> **TASK PROMPT**:
Examine the material below. Gather every line in which the string "Кислота" appears.

> **INPUT ROWS**:
■ ■ ■ ■

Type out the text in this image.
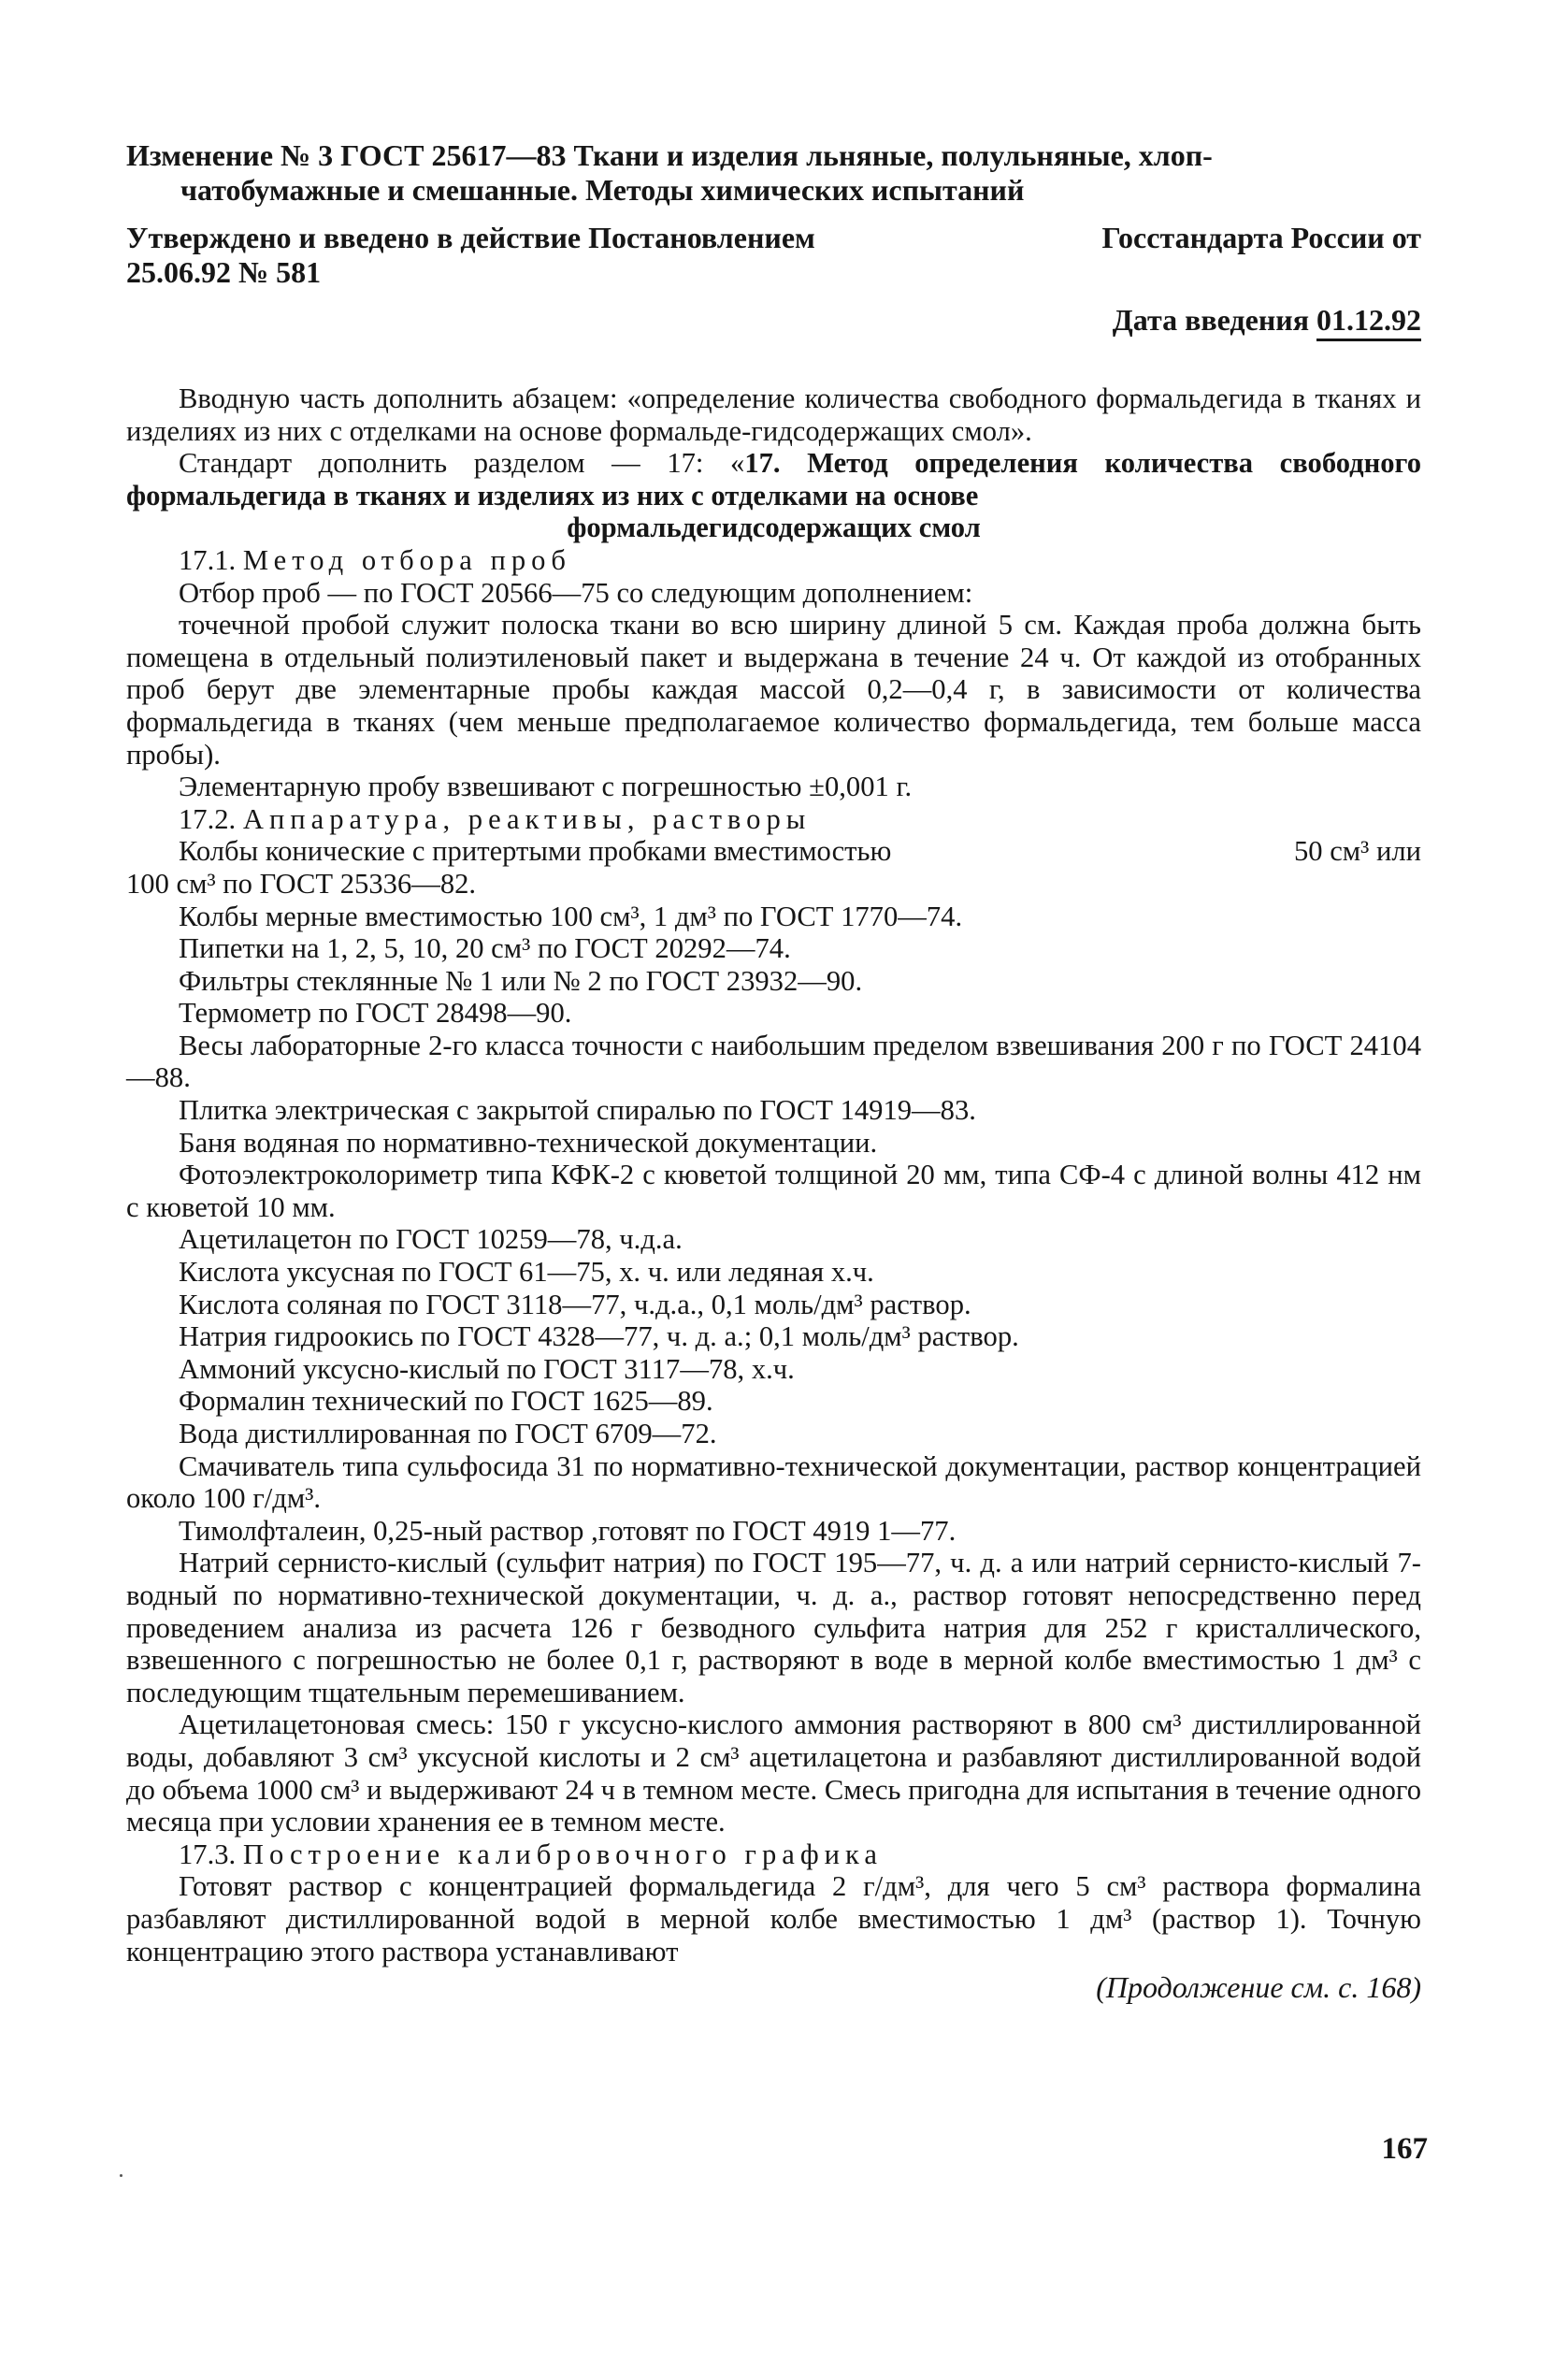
Изменение № 3 ГОСТ 25617—83 Ткани и изделия льняные, полульняные, хлоп-
чатобумажные и смешанные. Методы химических испытаний
Утверждено и введено в действие Постановлением	Госстандарта России от
25.06.92 № 581
Дата введения 01.12.92

Вводную часть дополнить абзацем: «определение количества свободного формальдегида в тканях и изделиях из них с отделками на основе формальде-гидсодержащих смол».

Стандарт дополнить разделом — 17: «17. Метод определения количества свободного формальдегида в тканях и изделиях из них с отделками на основе

формальдегидсодержащих смол

17.1. Метод отбора проб

Отбор проб — по ГОСТ 20566—75 со следующим дополнением:

точечной пробой служит полоска ткани во всю ширину длиной 5 см. Каждая проба должна быть помещена в отдельный полиэтиленовый пакет и выдержана в течение 24 ч. От каждой из отобранных проб берут две элементарные пробы каждая массой 0,2—0,4 г, в зависимости от количества формальдегида в тканях (чем меньше предполагаемое количество формальдегида, тем больше масса пробы).

Элементарную пробу взвешивают с погрешностью ±0,001 г.

17.2. Аппаратура, реактивы, растворы

Колбы конические с притертыми пробками вместимостью	50 см³ или

100 см³ по ГОСТ 25336—82.

Колбы мерные вместимостью 100 см³, 1 дм³ по ГОСТ 1770—74.

Пипетки на 1, 2, 5, 10, 20 см³ по ГОСТ 20292—74.

Фильтры стеклянные № 1 или № 2 по ГОСТ 23932—90.

Термометр по ГОСТ 28498—90.

Весы лабораторные 2-го класса точности с наибольшим пределом взвешивания 200 г по ГОСТ 24104—88.

Плитка электрическая с закрытой спиралью по ГОСТ 14919—83.

Баня водяная по нормативно-технической документации.

Фотоэлектроколориметр типа КФК-2 с кюветой толщиной 20 мм, типа СФ-4 с длиной волны 412 нм с кюветой 10 мм.

Ацетилацетон по ГОСТ 10259—78, ч.д.а.

Кислота уксусная по ГОСТ 61—75, х. ч. или ледяная х.ч.

Кислота соляная по ГОСТ 3118—77, ч.д.а., 0,1 моль/дм³ раствор.

Натрия гидроокись по ГОСТ 4328—77, ч. д. а.; 0,1 моль/дм³ раствор.

Аммоний уксусно-кислый по ГОСТ 3117—78, х.ч.

Формалин технический по ГОСТ 1625—89.

Вода дистиллированная по ГОСТ 6709—72.

Смачиватель типа сульфосида 31 по нормативно-технической документации, раствор концентрацией около 100 г/дм³.

Тимолфталеин, 0,25-ный раствор ,готовят по ГОСТ 4919 1—77.

Натрий сернисто-кислый (сульфит натрия) по ГОСТ 195—77, ч. д. а или натрий сернисто-кислый 7-водный по нормативно-технической документации, ч. д. а., раствор готовят непосредственно перед проведением анализа из расчета 126 г безводного сульфита натрия для 252 г кристаллического, взвешенного с погрешностью не более 0,1 г, растворяют в воде в мерной колбе вместимостью 1 дм³ с последующим тщательным перемешиванием.

Ацетилацетоновая смесь: 150 г уксусно-кислого аммония растворяют в 800 см³ дистиллированной воды, добавляют 3 см³ уксусной кислоты и 2 см³ ацетилацетона и разбавляют дистиллированной водой до объема 1000 см³ и выдерживают 24 ч в темном месте. Смесь пригодна для испытания в течение одного месяца при условии хранения ее в темном месте.

17.3. Построение калибровочного графика

Готовят раствор с концентрацией формальдегида 2 г/дм³, для чего 5 см³ раствора формалина разбавляют дистиллированной водой в мерной колбе вместимостью 1 дм³ (раствор 1). Точную концентрацию этого раствора устанавливают

(Продолжение см. с. 168)
167
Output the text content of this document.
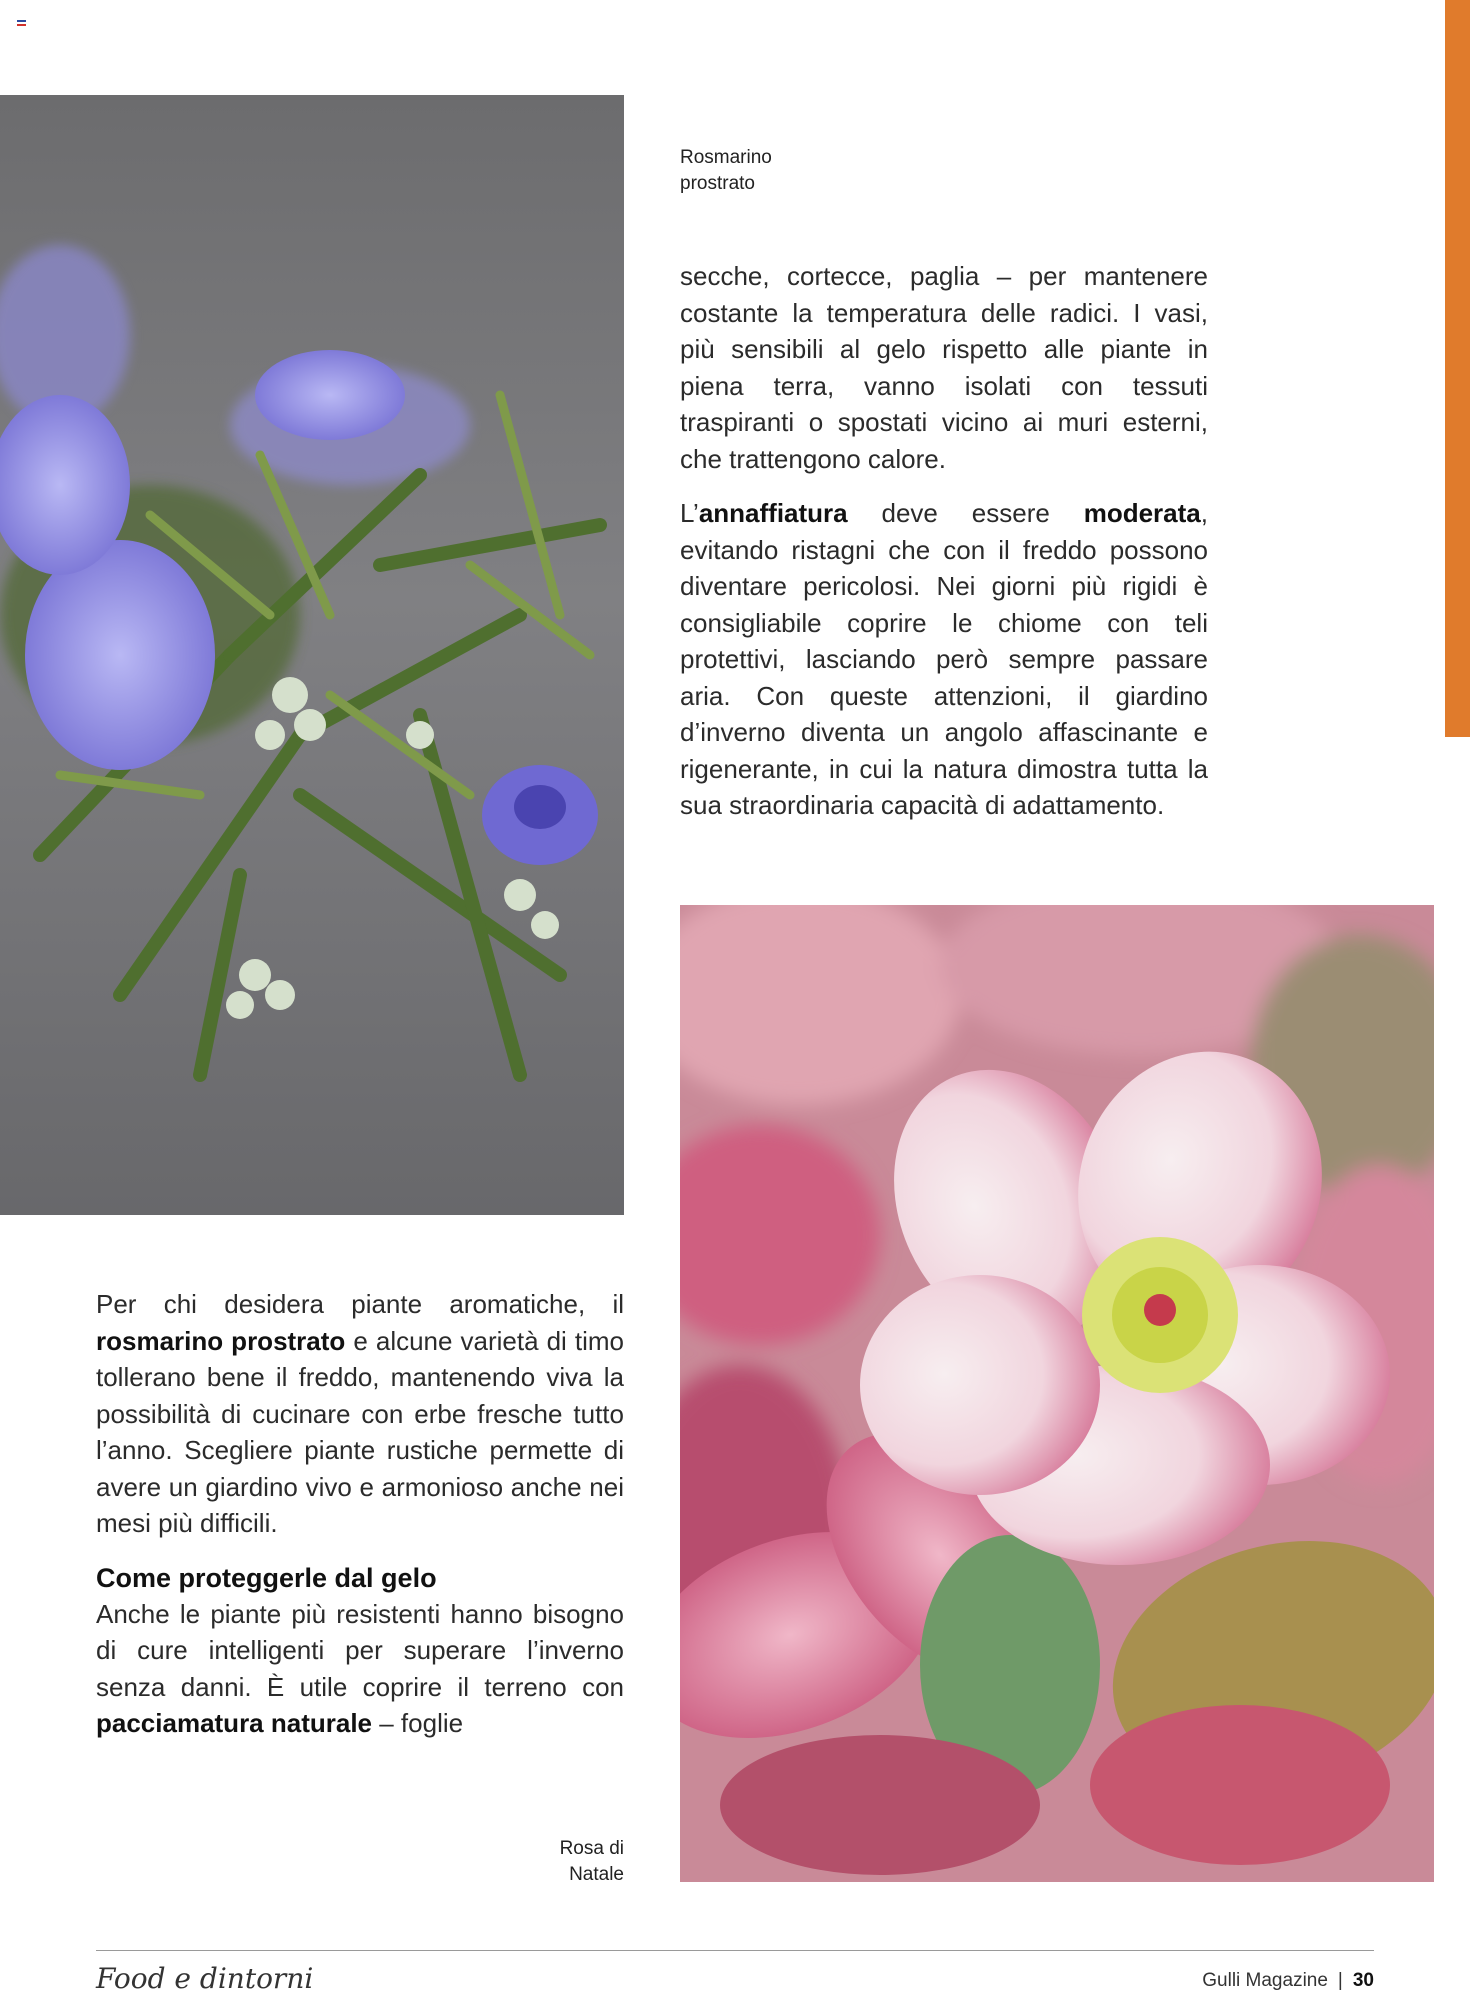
Rosmarino
prostrato

secche, cortecce, paglia – per mantenere costante la temperatura delle radici. I vasi, più sensibili al gelo rispetto alle piante in piena terra, vanno isolati con tessuti traspiranti o spostati vicino ai muri esterni, che trattengono calore.

L’annaffiatura deve essere moderata, evitando ristagni che con il freddo possono diventare pericolosi. Nei giorni più rigidi è consigliabile coprire le chiome con teli protettivi, lasciando però sempre passare aria. Con queste attenzioni, il giardino d’inverno diventa un angolo affascinante e rigenerante, in cui la natura dimostra tutta la sua straordinaria capacità di adattamento.

Rosa di
Natale

Per chi desidera piante aromatiche, il rosmarino prostrato e alcune varietà di timo tollerano bene il freddo, mantenendo viva la possibilità di cucinare con erbe fresche tutto l’anno. Scegliere piante rustiche permette di avere un giardino vivo e armonioso anche nei mesi più difficili.

Come proteggerle dal gelo

Anche le piante più resistenti hanno bisogno di cure intelligenti per superare l’inverno senza danni. È utile coprire il terreno con pacciamatura naturale – foglie

Food e dintorni	Gulli Magazine | 30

■ ■ ■ ■

> **REPLY**:
Кислота уксусная по ГОСТ 61—75, х. ч. или ледяная х.ч.
Кислота соляная по ГОСТ 3118—77, ч.д.а., 0,1 моль/дм³ раствор.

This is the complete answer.